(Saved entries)
= = =

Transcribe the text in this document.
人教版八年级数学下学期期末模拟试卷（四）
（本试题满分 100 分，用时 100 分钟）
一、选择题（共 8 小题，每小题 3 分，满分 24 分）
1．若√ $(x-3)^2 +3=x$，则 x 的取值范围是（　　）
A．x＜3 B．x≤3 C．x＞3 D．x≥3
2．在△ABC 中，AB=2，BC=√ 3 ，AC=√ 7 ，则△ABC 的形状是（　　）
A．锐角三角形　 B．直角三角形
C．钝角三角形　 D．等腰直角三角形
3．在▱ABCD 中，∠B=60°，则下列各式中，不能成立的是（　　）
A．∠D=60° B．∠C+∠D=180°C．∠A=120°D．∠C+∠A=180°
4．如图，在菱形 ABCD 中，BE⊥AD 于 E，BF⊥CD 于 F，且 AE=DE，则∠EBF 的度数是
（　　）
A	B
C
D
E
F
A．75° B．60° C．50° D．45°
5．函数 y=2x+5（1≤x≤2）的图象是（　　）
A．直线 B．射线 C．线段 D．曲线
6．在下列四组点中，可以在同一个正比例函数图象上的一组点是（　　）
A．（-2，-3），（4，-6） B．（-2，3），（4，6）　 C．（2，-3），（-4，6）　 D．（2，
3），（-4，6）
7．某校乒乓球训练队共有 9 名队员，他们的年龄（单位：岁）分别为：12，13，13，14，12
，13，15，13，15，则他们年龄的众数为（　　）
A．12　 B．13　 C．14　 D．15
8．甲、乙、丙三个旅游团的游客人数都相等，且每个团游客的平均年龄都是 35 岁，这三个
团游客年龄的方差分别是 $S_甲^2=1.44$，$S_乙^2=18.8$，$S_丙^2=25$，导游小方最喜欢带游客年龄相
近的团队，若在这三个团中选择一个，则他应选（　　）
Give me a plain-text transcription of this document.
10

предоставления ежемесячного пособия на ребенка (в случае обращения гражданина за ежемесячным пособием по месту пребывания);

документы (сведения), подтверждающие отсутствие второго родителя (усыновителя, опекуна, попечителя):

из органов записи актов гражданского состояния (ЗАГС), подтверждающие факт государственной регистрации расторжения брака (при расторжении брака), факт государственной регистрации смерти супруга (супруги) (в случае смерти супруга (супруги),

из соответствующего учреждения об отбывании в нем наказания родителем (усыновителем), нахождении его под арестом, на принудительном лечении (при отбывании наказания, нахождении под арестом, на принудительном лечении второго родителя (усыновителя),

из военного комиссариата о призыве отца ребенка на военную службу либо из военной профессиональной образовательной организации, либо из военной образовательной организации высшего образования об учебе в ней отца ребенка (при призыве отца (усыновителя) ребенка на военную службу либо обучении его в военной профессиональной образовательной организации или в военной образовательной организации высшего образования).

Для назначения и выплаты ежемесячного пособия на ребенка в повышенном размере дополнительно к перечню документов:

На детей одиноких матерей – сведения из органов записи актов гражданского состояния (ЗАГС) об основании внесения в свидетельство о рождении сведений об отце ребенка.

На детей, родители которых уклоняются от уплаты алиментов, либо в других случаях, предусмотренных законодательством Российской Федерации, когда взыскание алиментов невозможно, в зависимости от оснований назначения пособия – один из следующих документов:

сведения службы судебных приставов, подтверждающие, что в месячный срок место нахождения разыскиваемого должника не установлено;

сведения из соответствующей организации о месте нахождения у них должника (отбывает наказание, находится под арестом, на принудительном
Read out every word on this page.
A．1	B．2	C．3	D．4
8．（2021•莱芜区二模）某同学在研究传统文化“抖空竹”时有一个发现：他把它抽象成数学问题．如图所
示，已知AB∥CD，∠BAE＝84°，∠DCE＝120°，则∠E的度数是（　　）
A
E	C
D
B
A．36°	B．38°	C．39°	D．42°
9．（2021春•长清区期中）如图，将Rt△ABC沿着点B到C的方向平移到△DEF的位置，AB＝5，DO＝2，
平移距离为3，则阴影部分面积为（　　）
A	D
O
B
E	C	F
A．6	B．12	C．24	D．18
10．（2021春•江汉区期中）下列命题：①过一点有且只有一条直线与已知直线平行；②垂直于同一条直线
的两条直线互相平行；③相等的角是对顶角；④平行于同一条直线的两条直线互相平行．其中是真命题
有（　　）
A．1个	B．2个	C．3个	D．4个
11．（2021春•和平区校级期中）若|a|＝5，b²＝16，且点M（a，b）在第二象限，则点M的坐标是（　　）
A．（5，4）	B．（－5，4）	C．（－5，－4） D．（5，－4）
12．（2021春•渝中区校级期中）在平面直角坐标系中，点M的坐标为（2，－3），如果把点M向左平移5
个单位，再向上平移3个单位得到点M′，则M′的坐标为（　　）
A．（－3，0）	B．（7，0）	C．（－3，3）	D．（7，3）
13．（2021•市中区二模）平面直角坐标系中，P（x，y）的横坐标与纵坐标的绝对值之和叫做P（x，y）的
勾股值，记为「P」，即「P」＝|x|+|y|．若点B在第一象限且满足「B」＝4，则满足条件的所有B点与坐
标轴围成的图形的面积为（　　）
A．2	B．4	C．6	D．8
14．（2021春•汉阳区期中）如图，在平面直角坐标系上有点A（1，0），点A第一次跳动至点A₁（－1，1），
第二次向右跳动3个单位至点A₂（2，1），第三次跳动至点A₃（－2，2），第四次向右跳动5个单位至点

= = =

* [TO DO]:
Extract the data in full. Keep it word for word.

* [RESULT FOR THIS EXERCISE]:
Transcribe the text in this document.
人教版八年级数学下学期期末模拟试卷（四）
（本试题满分 100 分，用时 100 分钟）
一、选择题（共 8 小题，每小题 3 分，满分 24 分）
1．若√ $(x-3)^2 +3=x$，则 x 的取值范围是（　　）
A．x＜3 B．x≤3 C．x＞3 D．x≥3
2．在△ABC 中，AB=2，BC=√ 3 ，AC=√ 7 ，则△ABC 的形状是（　　）
A．锐角三角形　 B．直角三角形
C．钝角三角形　 D．等腰直角三角形
3．在▱ABCD 中，∠B=60°，则下列各式中，不能成立的是（　　）
A．∠D=60° B．∠C+∠D=180°C．∠A=120°D．∠C+∠A=180°
4．如图，在菱形 ABCD 中，BE⊥AD 于 E，BF⊥CD 于 F，且 AE=DE，则∠EBF 的度数是
（　　）
A	B
C
D
E
F
A．75° B．60° C．50° D．45°
5．函数 y=2x+5（1≤x≤2）的图象是（　　）
A．直线 B．射线 C．线段 D．曲线
6．在下列四组点中，可以在同一个正比例函数图象上的一组点是（　　）
A．（-2，-3），（4，-6） B．（-2，3），（4，6）　 C．（2，-3），（-4，6）　 D．（2，
3），（-4，6）
7．某校乒乓球训练队共有 9 名队员，他们的年龄（单位：岁）分别为：12，13，13，14，12
，13，15，13，15，则他们年龄的众数为（　　）
A．12　 B．13　 C．14　 D．15
8．甲、乙、丙三个旅游团的游客人数都相等，且每个团游客的平均年龄都是 35 岁，这三个
团游客年龄的方差分别是 $S_甲^2=1.44$，$S_乙^2=18.8$，$S_丙^2=25$，导游小方最喜欢带游客年龄相
近的团队，若在这三个团中选择一个，则他应选（　　）
Give me a plain-text transcription of this document.
10

предоставления ежемесячного пособия на ребенка (в случае обращения гражданина за ежемесячным пособием по месту пребывания);

документы (сведения), подтверждающие отсутствие второго родителя (усыновителя, опекуна, попечителя):

из органов записи актов гражданского состояния (ЗАГС), подтверждающие факт государственной регистрации расторжения брака (при расторжении брака), факт государственной регистрации смерти супруга (супруги) (в случае смерти супруга (супруги),

из соответствующего учреждения об отбывании в нем наказания родителем (усыновителем), нахождении его под арестом, на принудительном лечении (при отбывании наказания, нахождении под арестом, на принудительном лечении второго родителя (усыновителя),

из военного комиссариата о призыве отца ребенка на военную службу либо из военной профессиональной образовательной организации, либо из военной образовательной организации высшего образования об учебе в ней отца ребенка (при призыве отца (усыновителя) ребенка на военную службу либо обучении его в военной профессиональной образовательной организации или в военной образовательной организации высшего образования).

Для назначения и выплаты ежемесячного пособия на ребенка в повышенном размере дополнительно к перечню документов:

На детей одиноких матерей – сведения из органов записи актов гражданского состояния (ЗАГС) об основании внесения в свидетельство о рождении сведений об отце ребенка.

На детей, родители которых уклоняются от уплаты алиментов, либо в других случаях, предусмотренных законодательством Российской Федерации, когда взыскание алиментов невозможно, в зависимости от оснований назначения пособия – один из следующих документов:

сведения службы судебных приставов, подтверждающие, что в месячный срок место нахождения разыскиваемого должника не установлено;

сведения из соответствующей организации о месте нахождения у них должника (отбывает наказание, находится под арестом, на принудительном
Read out every word on this page.
A．1	B．2	C．3	D．4
8．（2021•莱芜区二模）某同学在研究传统文化“抖空竹”时有一个发现：他把它抽象成数学问题．如图所
示，已知AB∥CD，∠BAE＝84°，∠DCE＝120°，则∠E的度数是（　　）
A
E	C
D
B
A．36°	B．38°	C．39°	D．42°
9．（2021春•长清区期中）如图，将Rt△ABC沿着点B到C的方向平移到△DEF的位置，AB＝5，DO＝2，
平移距离为3，则阴影部分面积为（　　）
A	D
O
B
E	C	F
A．6	B．12	C．24	D．18
10．（2021春•江汉区期中）下列命题：①过一点有且只有一条直线与已知直线平行；②垂直于同一条直线
的两条直线互相平行；③相等的角是对顶角；④平行于同一条直线的两条直线互相平行．其中是真命题
有（　　）
A．1个	B．2个	C．3个	D．4个
11．（2021春•和平区校级期中）若|a|＝5，b²＝16，且点M（a，b）在第二象限，则点M的坐标是（　　）
A．（5，4）	B．（－5，4）	C．（－5，－4） D．（5，－4）
12．（2021春•渝中区校级期中）在平面直角坐标系中，点M的坐标为（2，－3），如果把点M向左平移5
个单位，再向上平移3个单位得到点M′，则M′的坐标为（　　）
A．（－3，0）	B．（7，0）	C．（－3，3）	D．（7，3）
13．（2021•市中区二模）平面直角坐标系中，P（x，y）的横坐标与纵坐标的绝对值之和叫做P（x，y）的
勾股值，记为「P」，即「P」＝|x|+|y|．若点B在第一象限且满足「B」＝4，则满足条件的所有B点与坐
标轴围成的图形的面积为（　　）
A．2	B．4	C．6	D．8
14．（2021春•汉阳区期中）如图，在平面直角坐标系上有点A（1，0），点A第一次跳动至点A₁（－1，1），
第二次向右跳动3个单位至点A₂（2，1），第三次跳动至点A₃（－2，2），第四次向右跳动5个单位至点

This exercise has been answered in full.